— START OF Excerpted records —

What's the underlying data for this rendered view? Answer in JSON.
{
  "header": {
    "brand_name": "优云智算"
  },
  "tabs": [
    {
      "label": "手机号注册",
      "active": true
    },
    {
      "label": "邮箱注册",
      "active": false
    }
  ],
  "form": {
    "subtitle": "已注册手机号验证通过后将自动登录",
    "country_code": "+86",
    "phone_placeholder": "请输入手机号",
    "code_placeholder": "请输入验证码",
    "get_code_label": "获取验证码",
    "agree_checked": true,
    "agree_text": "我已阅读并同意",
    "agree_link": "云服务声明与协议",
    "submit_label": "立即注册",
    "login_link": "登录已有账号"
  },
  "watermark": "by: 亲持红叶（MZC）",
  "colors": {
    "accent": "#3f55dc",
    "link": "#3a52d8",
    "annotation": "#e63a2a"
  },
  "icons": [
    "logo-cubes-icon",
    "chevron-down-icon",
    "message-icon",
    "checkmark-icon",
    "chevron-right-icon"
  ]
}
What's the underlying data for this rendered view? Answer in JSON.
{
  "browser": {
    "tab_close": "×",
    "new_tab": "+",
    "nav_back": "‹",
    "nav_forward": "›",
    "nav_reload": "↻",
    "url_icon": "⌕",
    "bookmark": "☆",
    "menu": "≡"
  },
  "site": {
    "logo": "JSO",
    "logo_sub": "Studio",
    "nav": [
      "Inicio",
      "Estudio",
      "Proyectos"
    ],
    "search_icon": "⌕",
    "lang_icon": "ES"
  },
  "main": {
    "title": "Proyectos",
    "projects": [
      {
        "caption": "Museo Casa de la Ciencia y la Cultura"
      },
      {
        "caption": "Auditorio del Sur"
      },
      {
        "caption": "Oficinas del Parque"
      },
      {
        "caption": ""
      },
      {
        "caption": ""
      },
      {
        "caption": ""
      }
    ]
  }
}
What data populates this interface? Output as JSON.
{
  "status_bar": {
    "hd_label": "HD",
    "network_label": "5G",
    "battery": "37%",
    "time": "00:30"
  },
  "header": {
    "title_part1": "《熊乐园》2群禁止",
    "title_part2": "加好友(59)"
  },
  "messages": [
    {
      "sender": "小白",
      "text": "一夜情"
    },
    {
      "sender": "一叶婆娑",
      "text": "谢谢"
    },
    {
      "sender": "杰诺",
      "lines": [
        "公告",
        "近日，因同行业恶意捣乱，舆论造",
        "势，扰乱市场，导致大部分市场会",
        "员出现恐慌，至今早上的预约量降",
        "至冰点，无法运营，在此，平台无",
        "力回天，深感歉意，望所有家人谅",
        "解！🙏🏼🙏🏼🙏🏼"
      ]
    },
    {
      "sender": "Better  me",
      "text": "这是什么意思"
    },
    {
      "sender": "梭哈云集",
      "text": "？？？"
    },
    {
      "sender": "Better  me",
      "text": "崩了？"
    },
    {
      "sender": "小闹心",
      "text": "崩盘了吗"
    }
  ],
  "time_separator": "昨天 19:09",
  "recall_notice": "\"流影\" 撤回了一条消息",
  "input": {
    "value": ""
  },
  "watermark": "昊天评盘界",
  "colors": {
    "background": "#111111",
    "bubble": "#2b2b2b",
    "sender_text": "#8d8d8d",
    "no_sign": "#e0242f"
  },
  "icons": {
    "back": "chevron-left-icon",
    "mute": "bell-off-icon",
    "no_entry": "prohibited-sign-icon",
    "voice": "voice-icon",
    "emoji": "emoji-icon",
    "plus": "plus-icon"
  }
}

— END OF Excerpted records —

Give all the entries again exactly; leave none out.

◆ Task answer ◆
What's the underlying data for this rendered view? Answer in JSON.
{
  "header": {
    "brand_name": "优云智算"
  },
  "tabs": [
    {
      "label": "手机号注册",
      "active": true
    },
    {
      "label": "邮箱注册",
      "active": false
    }
  ],
  "form": {
    "subtitle": "已注册手机号验证通过后将自动登录",
    "country_code": "+86",
    "phone_placeholder": "请输入手机号",
    "code_placeholder": "请输入验证码",
    "get_code_label": "获取验证码",
    "agree_checked": true,
    "agree_text": "我已阅读并同意",
    "agree_link": "云服务声明与协议",
    "submit_label": "立即注册",
    "login_link": "登录已有账号"
  },
  "watermark": "by: 亲持红叶（MZC）",
  "colors": {
    "accent": "#3f55dc",
    "link": "#3a52d8",
    "annotation": "#e63a2a"
  },
  "icons": [
    "logo-cubes-icon",
    "chevron-down-icon",
    "message-icon",
    "checkmark-icon",
    "chevron-right-icon"
  ]
}
What's the underlying data for this rendered view? Answer in JSON.
{
  "browser": {
    "tab_close": "×",
    "new_tab": "+",
    "nav_back": "‹",
    "nav_forward": "›",
    "nav_reload": "↻",
    "url_icon": "⌕",
    "bookmark": "☆",
    "menu": "≡"
  },
  "site": {
    "logo": "JSO",
    "logo_sub": "Studio",
    "nav": [
      "Inicio",
      "Estudio",
      "Proyectos"
    ],
    "search_icon": "⌕",
    "lang_icon": "ES"
  },
  "main": {
    "title": "Proyectos",
    "projects": [
      {
        "caption": "Museo Casa de la Ciencia y la Cultura"
      },
      {
        "caption": "Auditorio del Sur"
      },
      {
        "caption": "Oficinas del Parque"
      },
      {
        "caption": ""
      },
      {
        "caption": ""
      },
      {
        "caption": ""
      }
    ]
  }
}
What data populates this interface? Output as JSON.
{
  "status_bar": {
    "hd_label": "HD",
    "network_label": "5G",
    "battery": "37%",
    "time": "00:30"
  },
  "header": {
    "title_part1": "《熊乐园》2群禁止",
    "title_part2": "加好友(59)"
  },
  "messages": [
    {
      "sender": "小白",
      "text": "一夜情"
    },
    {
      "sender": "一叶婆娑",
      "text": "谢谢"
    },
    {
      "sender": "杰诺",
      "lines": [
        "公告",
        "近日，因同行业恶意捣乱，舆论造",
        "势，扰乱市场，导致大部分市场会",
        "员出现恐慌，至今早上的预约量降",
        "至冰点，无法运营，在此，平台无",
        "力回天，深感歉意，望所有家人谅",
        "解！🙏🏼🙏🏼🙏🏼"
      ]
    },
    {
      "sender": "Better  me",
      "text": "这是什么意思"
    },
    {
      "sender": "梭哈云集",
      "text": "？？？"
    },
    {
      "sender": "Better  me",
      "text": "崩了？"
    },
    {
      "sender": "小闹心",
      "text": "崩盘了吗"
    }
  ],
  "time_separator": "昨天 19:09",
  "recall_notice": "\"流影\" 撤回了一条消息",
  "input": {
    "value": ""
  },
  "watermark": "昊天评盘界",
  "colors": {
    "background": "#111111",
    "bubble": "#2b2b2b",
    "sender_text": "#8d8d8d",
    "no_sign": "#e0242f"
  },
  "icons": {
    "back": "chevron-left-icon",
    "mute": "bell-off-icon",
    "no_entry": "prohibited-sign-icon",
    "voice": "voice-icon",
    "emoji": "emoji-icon",
    "plus": "plus-icon"
  }
}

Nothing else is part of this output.